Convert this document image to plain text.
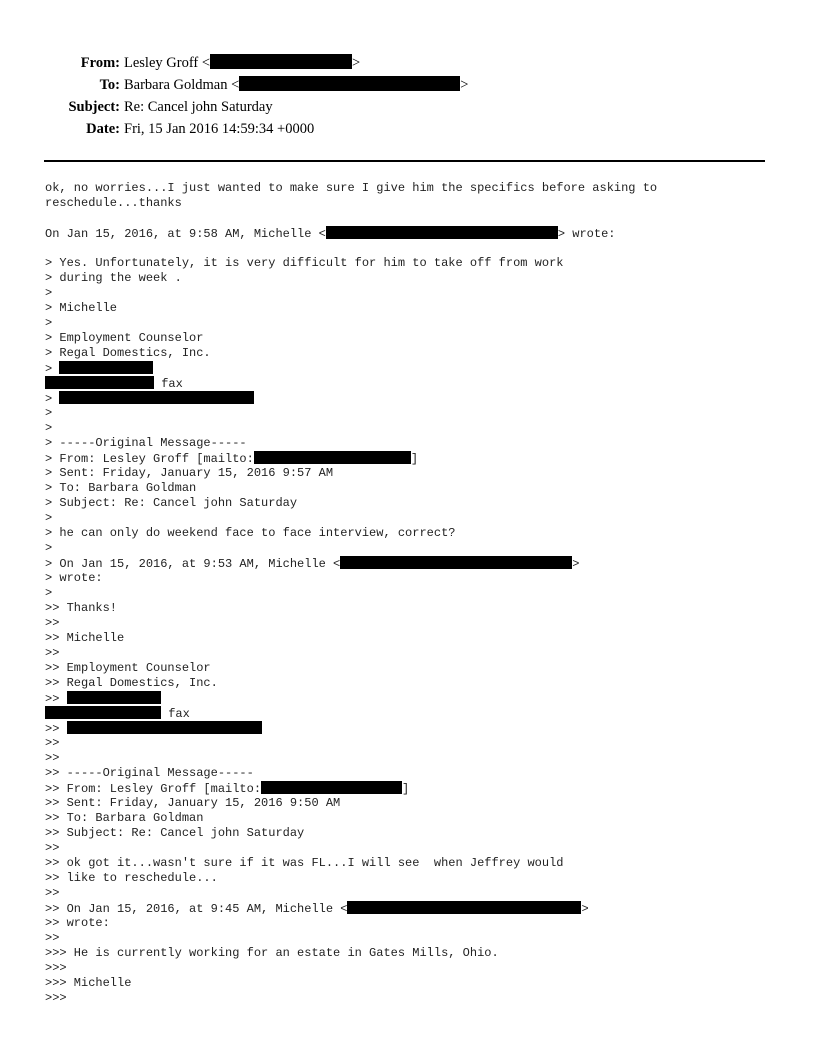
From: Lesley Groff <	>
To: Barbara Goldman <	>
Subject: Re: Cancel john Saturday
Date: Fri, 15 Jan 2016 14:59:34 +0000
ok, no worries...I just wanted to make sure I give him the specifics before asking to
reschedule...thanks
On Jan 15, 2016, at 9:58 AM, Michelle <	> wrote:
> Yes. Unfortunately, it is very difficult for him to take off from work
> during the week .
>
> Michelle
>
> Employment Counselor
> Regal Domestics, Inc.
>
fax
>
>
>
> -----Original Message-----
> From: Lesley Groff [mailto:	]
> Sent: Friday, January 15, 2016 9:57 AM
> To: Barbara Goldman
> Subject: Re: Cancel john Saturday
>
> he can only do weekend face to face interview, correct?
>
> On Jan 15, 2016, at 9:53 AM, Michelle <	>
> wrote:
>
>> Thanks!
>>
>> Michelle
>>
>> Employment Counselor
>> Regal Domestics, Inc.
>>
fax
>>
>>
>>
>> -----Original Message-----
>> From: Lesley Groff [mailto:	]
>> Sent: Friday, January 15, 2016 9:50 AM
>> To: Barbara Goldman
>> Subject: Re: Cancel john Saturday
>>
>> ok got it...wasn't sure if it was FL...I will see  when Jeffrey would
>> like to reschedule...
>>
>> On Jan 15, 2016, at 9:45 AM, Michelle <	>
>> wrote:
>>
>>> He is currently working for an estate in Gates Mills, Ohio.
>>>
>>> Michelle
>>>
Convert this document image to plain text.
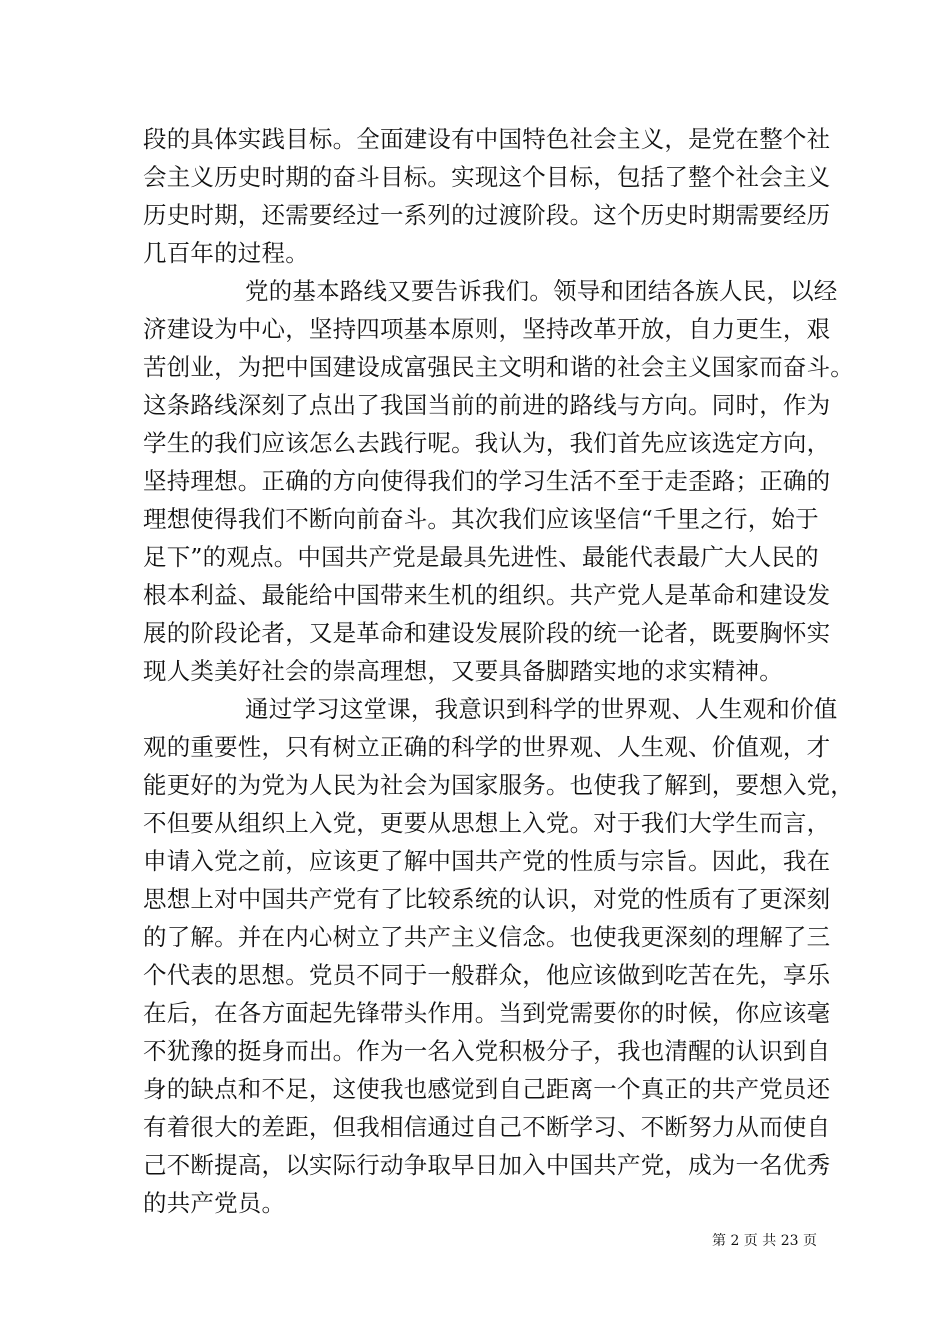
段的具体实践目标。全面建设有中国特色社会主义，是党在整个社
会主义历史时期的奋斗目标。实现这个目标，包括了整个社会主义
历史时期，还需要经过一系列的过渡阶段。这个历史时期需要经历
几百年的过程。
党的基本路线又要告诉我们。领导和团结各族人民，以经
济建设为中心，坚持四项基本原则，坚持改革开放，自力更生，艰
苦创业，为把中国建设成富强民主文明和谐的社会主义国家而奋斗。
这条路线深刻了点出了我国当前的前进的路线与方向。同时，作为
学生的我们应该怎么去践行呢。我认为，我们首先应该选定方向，
坚持理想。正确的方向使得我们的学习生活不至于走歪路；正确的
理想使得我们不断向前奋斗。其次我们应该坚信“千里之行，始于
足下”的观点。中国共产党是最具先进性、最能代表最广大人民的
根本利益、最能给中国带来生机的组织。共产党人是革命和建设发
展的阶段论者，又是革命和建设发展阶段的统一论者，既要胸怀实
现人类美好社会的崇高理想，又要具备脚踏实地的求实精神。
通过学习这堂课，我意识到科学的世界观、人生观和价值
观的重要性，只有树立正确的科学的世界观、人生观、价值观，才
能更好的为党为人民为社会为国家服务。也使我了解到，要想入党，
不但要从组织上入党，更要从思想上入党。对于我们大学生而言，
申请入党之前，应该更了解中国共产党的性质与宗旨。因此，我在
思想上对中国共产党有了比较系统的认识，对党的性质有了更深刻
的了解。并在内心树立了共产主义信念。也使我更深刻的理解了三
个代表的思想。党员不同于一般群众，他应该做到吃苦在先，享乐
在后，在各方面起先锋带头作用。当到党需要你的时候，你应该毫
不犹豫的挺身而出。作为一名入党积极分子，我也清醒的认识到自
身的缺点和不足，这使我也感觉到自己距离一个真正的共产党员还
有着很大的差距，但我相信通过自己不断学习、不断努力从而使自
己不断提高，以实际行动争取早日加入中国共产党，成为一名优秀
的共产党员。
第 2 页 共 23 页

....

* _EXERCISE OBJECTIVE_:
Transcribe all of the material exactly, leaving out whatever pictures it contains.

* _RESPONSE BELOW_:
Convert this document image to plain text.
From: Lesley Groff <	>
To: Barbara Goldman <	>
Subject: Re: Cancel john Saturday
Date: Fri, 15 Jan 2016 14:59:34 +0000
ok, no worries...I just wanted to make sure I give him the specifics before asking to
reschedule...thanks
On Jan 15, 2016, at 9:58 AM, Michelle <	> wrote:
> Yes. Unfortunately, it is very difficult for him to take off from work
> during the week .
>
> Michelle
>
> Employment Counselor
> Regal Domestics, Inc.
>
fax
>
>
>
> -----Original Message-----
> From: Lesley Groff [mailto:	]
> Sent: Friday, January 15, 2016 9:57 AM
> To: Barbara Goldman
> Subject: Re: Cancel john Saturday
>
> he can only do weekend face to face interview, correct?
>
> On Jan 15, 2016, at 9:53 AM, Michelle <	>
> wrote:
>
>> Thanks!
>>
>> Michelle
>>
>> Employment Counselor
>> Regal Domestics, Inc.
>>
fax
>>
>>
>>
>> -----Original Message-----
>> From: Lesley Groff [mailto:	]
>> Sent: Friday, January 15, 2016 9:50 AM
>> To: Barbara Goldman
>> Subject: Re: Cancel john Saturday
>>
>> ok got it...wasn't sure if it was FL...I will see  when Jeffrey would
>> like to reschedule...
>>
>> On Jan 15, 2016, at 9:45 AM, Michelle <	>
>> wrote:
>>
>>> He is currently working for an estate in Gates Mills, Ohio.
>>>
>>> Michelle
>>>
Convert this document image to plain text.
段的具体实践目标。全面建设有中国特色社会主义，是党在整个社
会主义历史时期的奋斗目标。实现这个目标，包括了整个社会主义
历史时期，还需要经过一系列的过渡阶段。这个历史时期需要经历
几百年的过程。
党的基本路线又要告诉我们。领导和团结各族人民，以经
济建设为中心，坚持四项基本原则，坚持改革开放，自力更生，艰
苦创业，为把中国建设成富强民主文明和谐的社会主义国家而奋斗。
这条路线深刻了点出了我国当前的前进的路线与方向。同时，作为
学生的我们应该怎么去践行呢。我认为，我们首先应该选定方向，
坚持理想。正确的方向使得我们的学习生活不至于走歪路；正确的
理想使得我们不断向前奋斗。其次我们应该坚信“千里之行，始于
足下”的观点。中国共产党是最具先进性、最能代表最广大人民的
根本利益、最能给中国带来生机的组织。共产党人是革命和建设发
展的阶段论者，又是革命和建设发展阶段的统一论者，既要胸怀实
现人类美好社会的崇高理想，又要具备脚踏实地的求实精神。
通过学习这堂课，我意识到科学的世界观、人生观和价值
观的重要性，只有树立正确的科学的世界观、人生观、价值观，才
能更好的为党为人民为社会为国家服务。也使我了解到，要想入党，
不但要从组织上入党，更要从思想上入党。对于我们大学生而言，
申请入党之前，应该更了解中国共产党的性质与宗旨。因此，我在
思想上对中国共产党有了比较系统的认识，对党的性质有了更深刻
的了解。并在内心树立了共产主义信念。也使我更深刻的理解了三
个代表的思想。党员不同于一般群众，他应该做到吃苦在先，享乐
在后，在各方面起先锋带头作用。当到党需要你的时候，你应该毫
不犹豫的挺身而出。作为一名入党积极分子，我也清醒的认识到自
身的缺点和不足，这使我也感觉到自己距离一个真正的共产党员还
有着很大的差距，但我相信通过自己不断学习、不断努力从而使自
己不断提高，以实际行动争取早日加入中国共产党，成为一名优秀
的共产党员。
第 2 页 共 23 页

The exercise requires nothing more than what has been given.